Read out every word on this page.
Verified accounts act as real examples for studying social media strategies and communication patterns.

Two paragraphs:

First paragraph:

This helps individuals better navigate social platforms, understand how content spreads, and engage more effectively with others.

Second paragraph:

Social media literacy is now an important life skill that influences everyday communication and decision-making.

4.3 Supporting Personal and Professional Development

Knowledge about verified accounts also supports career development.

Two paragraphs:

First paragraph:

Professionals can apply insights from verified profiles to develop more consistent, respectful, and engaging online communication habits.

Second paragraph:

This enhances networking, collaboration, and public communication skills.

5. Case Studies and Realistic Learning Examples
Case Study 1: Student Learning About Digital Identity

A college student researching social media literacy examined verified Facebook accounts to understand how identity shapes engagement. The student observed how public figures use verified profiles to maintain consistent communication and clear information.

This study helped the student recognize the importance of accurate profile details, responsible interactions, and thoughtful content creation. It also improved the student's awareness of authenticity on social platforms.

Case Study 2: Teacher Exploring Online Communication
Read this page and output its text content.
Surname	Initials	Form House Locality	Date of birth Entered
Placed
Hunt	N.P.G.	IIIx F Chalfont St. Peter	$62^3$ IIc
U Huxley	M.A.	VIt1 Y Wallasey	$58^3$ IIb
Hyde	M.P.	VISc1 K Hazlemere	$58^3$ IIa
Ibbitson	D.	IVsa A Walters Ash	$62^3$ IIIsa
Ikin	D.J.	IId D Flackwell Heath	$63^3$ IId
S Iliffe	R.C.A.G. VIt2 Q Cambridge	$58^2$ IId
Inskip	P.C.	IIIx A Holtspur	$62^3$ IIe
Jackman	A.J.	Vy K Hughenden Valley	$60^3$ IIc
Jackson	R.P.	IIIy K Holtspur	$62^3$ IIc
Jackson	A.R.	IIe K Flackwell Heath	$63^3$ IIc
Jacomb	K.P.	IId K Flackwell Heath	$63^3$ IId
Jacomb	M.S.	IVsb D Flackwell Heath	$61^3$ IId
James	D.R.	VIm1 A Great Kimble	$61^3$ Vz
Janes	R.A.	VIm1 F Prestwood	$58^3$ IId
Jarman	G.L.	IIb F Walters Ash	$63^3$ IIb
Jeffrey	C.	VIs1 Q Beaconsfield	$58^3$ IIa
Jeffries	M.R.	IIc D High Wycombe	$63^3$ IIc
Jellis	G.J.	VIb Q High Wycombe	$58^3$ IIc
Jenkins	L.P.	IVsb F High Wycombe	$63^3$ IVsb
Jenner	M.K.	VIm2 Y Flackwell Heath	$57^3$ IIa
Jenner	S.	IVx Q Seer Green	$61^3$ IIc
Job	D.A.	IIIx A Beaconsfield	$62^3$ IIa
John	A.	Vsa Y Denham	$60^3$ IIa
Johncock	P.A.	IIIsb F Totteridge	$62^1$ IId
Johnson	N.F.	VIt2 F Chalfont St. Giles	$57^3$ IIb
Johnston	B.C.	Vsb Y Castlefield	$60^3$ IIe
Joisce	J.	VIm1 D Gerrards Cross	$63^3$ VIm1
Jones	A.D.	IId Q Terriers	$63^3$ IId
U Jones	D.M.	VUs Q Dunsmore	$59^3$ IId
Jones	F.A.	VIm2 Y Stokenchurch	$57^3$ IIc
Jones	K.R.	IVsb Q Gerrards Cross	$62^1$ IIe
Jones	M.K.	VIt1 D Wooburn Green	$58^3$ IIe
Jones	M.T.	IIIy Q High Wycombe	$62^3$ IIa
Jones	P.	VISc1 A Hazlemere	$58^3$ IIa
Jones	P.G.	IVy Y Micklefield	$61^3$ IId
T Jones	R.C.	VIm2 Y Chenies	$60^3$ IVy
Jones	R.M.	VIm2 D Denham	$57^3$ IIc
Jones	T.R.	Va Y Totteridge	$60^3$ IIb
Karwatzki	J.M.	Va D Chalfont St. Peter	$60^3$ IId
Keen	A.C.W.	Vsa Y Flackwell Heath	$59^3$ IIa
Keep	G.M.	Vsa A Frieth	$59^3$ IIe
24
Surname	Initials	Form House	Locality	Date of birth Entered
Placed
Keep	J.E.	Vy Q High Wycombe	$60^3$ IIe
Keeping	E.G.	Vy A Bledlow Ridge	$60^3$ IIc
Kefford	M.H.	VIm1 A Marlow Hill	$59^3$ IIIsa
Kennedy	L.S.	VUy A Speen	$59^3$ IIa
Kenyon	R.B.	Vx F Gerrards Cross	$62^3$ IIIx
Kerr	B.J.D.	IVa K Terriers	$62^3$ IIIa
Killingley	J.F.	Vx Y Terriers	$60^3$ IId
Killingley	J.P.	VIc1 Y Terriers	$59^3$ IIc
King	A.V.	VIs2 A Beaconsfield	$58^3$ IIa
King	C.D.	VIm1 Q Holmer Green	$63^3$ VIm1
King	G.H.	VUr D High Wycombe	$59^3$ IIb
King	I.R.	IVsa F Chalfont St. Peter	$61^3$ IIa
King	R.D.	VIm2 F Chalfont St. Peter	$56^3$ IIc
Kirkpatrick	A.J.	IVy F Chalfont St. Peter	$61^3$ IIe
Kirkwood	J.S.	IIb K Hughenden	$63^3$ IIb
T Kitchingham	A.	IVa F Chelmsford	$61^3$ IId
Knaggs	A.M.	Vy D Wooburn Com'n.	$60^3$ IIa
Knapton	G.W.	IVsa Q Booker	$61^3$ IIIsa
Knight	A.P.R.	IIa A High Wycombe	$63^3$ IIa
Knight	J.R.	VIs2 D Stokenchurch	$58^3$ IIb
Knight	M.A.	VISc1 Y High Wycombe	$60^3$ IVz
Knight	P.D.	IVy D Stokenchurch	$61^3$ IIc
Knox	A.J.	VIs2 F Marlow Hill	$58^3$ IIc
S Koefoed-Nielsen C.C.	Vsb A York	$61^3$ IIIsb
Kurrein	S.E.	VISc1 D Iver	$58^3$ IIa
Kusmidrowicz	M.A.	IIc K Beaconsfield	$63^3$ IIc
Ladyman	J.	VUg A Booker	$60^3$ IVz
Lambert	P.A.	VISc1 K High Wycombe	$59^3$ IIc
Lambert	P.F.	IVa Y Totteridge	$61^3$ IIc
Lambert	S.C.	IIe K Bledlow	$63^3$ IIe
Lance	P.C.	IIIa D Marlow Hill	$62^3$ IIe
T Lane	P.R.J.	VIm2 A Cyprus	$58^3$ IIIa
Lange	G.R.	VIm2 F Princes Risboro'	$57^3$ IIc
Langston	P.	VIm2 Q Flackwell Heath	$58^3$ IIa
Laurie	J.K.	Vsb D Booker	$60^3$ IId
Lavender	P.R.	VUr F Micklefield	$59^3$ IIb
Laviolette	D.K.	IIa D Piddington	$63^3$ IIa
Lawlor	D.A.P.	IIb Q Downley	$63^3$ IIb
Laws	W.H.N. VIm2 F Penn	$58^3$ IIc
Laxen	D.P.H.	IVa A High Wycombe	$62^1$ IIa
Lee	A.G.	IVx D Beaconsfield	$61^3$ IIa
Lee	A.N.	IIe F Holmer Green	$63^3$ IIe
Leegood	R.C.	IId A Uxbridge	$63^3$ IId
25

→ **Stated exercise**
Read the data above. Pull out each line in which the string "Chalfont" appears.

→ **Solved problem**
Hunt	N.P.G.	IIIx F Chalfont St. Peter	$62^3$ IIc
Johnson	N.F.	VIt2 F Chalfont St. Giles	$57^3$ IIb
Karwatzki	J.M.	Va D Chalfont St. Peter	$60^3$ IId
King	I.R.	IVsa F Chalfont St. Peter	$61^3$ IIa
King	R.D.	VIm2 F Chalfont St. Peter	$56^3$ IIc
Kirkpatrick	A.J.	IVy F Chalfont St. Peter	$61^3$ IIe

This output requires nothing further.